What is required:
Print the entries verbatim, leaving out the images they contain.
#####
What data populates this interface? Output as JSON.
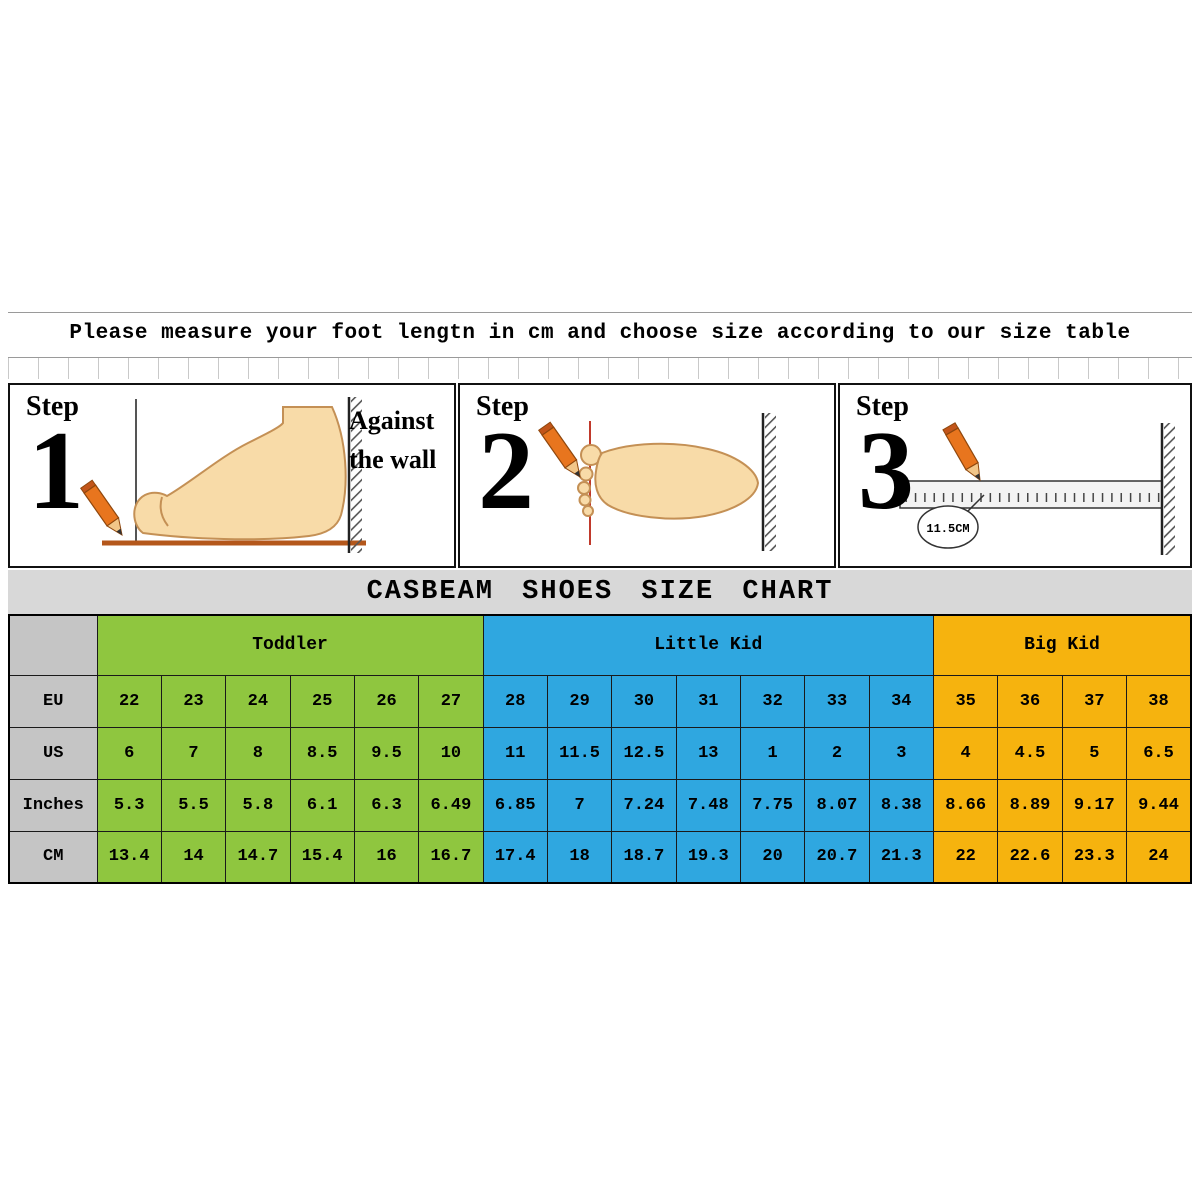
{
  "banner": {
    "text": "Please measure your foot lengtn in cm and choose size according to our size table"
  },
  "steps": [
    {
      "label": "Step",
      "number": "1",
      "wall_note_line1": "Against",
      "wall_note_line2": "the wall"
    },
    {
      "label": "Step",
      "number": "2"
    },
    {
      "label": "Step",
      "number": "3",
      "measurement": "11.5CM"
    }
  ],
  "chart_data": {
    "type": "table",
    "title": "CASBEAM SHOES SIZE CHART",
    "label_column_color": "#C5C5C5",
    "column_groups": [
      {
        "name": "Toddler",
        "span": 6,
        "color": "#8FC63F"
      },
      {
        "name": "Little Kid",
        "span": 7,
        "color": "#2FA7E0"
      },
      {
        "name": "Big Kid",
        "span": 4,
        "color": "#F6B30E"
      }
    ],
    "rows": [
      {
        "label": "EU",
        "values": [
          "22",
          "23",
          "24",
          "25",
          "26",
          "27",
          "28",
          "29",
          "30",
          "31",
          "32",
          "33",
          "34",
          "35",
          "36",
          "37",
          "38"
        ]
      },
      {
        "label": "US",
        "values": [
          "6",
          "7",
          "8",
          "8.5",
          "9.5",
          "10",
          "11",
          "11.5",
          "12.5",
          "13",
          "1",
          "2",
          "3",
          "4",
          "4.5",
          "5",
          "6.5"
        ]
      },
      {
        "label": "Inches",
        "values": [
          "5.3",
          "5.5",
          "5.8",
          "6.1",
          "6.3",
          "6.49",
          "6.85",
          "7",
          "7.24",
          "7.48",
          "7.75",
          "8.07",
          "8.38",
          "8.66",
          "8.89",
          "9.17",
          "9.44"
        ]
      },
      {
        "label": "CM",
        "values": [
          "13.4",
          "14",
          "14.7",
          "15.4",
          "16",
          "16.7",
          "17.4",
          "18",
          "18.7",
          "19.3",
          "20",
          "20.7",
          "21.3",
          "22",
          "22.6",
          "23.3",
          "24"
        ]
      }
    ]
  }
}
#####
Task solution:
What data populates this interface? Output as JSON.
{
  "banner": {
    "text": "Please measure your foot lengtn in cm and choose size according to our size table"
  },
  "steps": [
    {
      "label": "Step",
      "number": "1",
      "wall_note_line1": "Against",
      "wall_note_line2": "the wall"
    },
    {
      "label": "Step",
      "number": "2"
    },
    {
      "label": "Step",
      "number": "3",
      "measurement": "11.5CM"
    }
  ],
  "chart_data": {
    "type": "table",
    "title": "CASBEAM SHOES SIZE CHART",
    "label_column_color": "#C5C5C5",
    "column_groups": [
      {
        "name": "Toddler",
        "span": 6,
        "color": "#8FC63F"
      },
      {
        "name": "Little Kid",
        "span": 7,
        "color": "#2FA7E0"
      },
      {
        "name": "Big Kid",
        "span": 4,
        "color": "#F6B30E"
      }
    ],
    "rows": [
      {
        "label": "EU",
        "values": [
          "22",
          "23",
          "24",
          "25",
          "26",
          "27",
          "28",
          "29",
          "30",
          "31",
          "32",
          "33",
          "34",
          "35",
          "36",
          "37",
          "38"
        ]
      },
      {
        "label": "US",
        "values": [
          "6",
          "7",
          "8",
          "8.5",
          "9.5",
          "10",
          "11",
          "11.5",
          "12.5",
          "13",
          "1",
          "2",
          "3",
          "4",
          "4.5",
          "5",
          "6.5"
        ]
      },
      {
        "label": "Inches",
        "values": [
          "5.3",
          "5.5",
          "5.8",
          "6.1",
          "6.3",
          "6.49",
          "6.85",
          "7",
          "7.24",
          "7.48",
          "7.75",
          "8.07",
          "8.38",
          "8.66",
          "8.89",
          "9.17",
          "9.44"
        ]
      },
      {
        "label": "CM",
        "values": [
          "13.4",
          "14",
          "14.7",
          "15.4",
          "16",
          "16.7",
          "17.4",
          "18",
          "18.7",
          "19.3",
          "20",
          "20.7",
          "21.3",
          "22",
          "22.6",
          "23.3",
          "24"
        ]
      }
    ]
  }
}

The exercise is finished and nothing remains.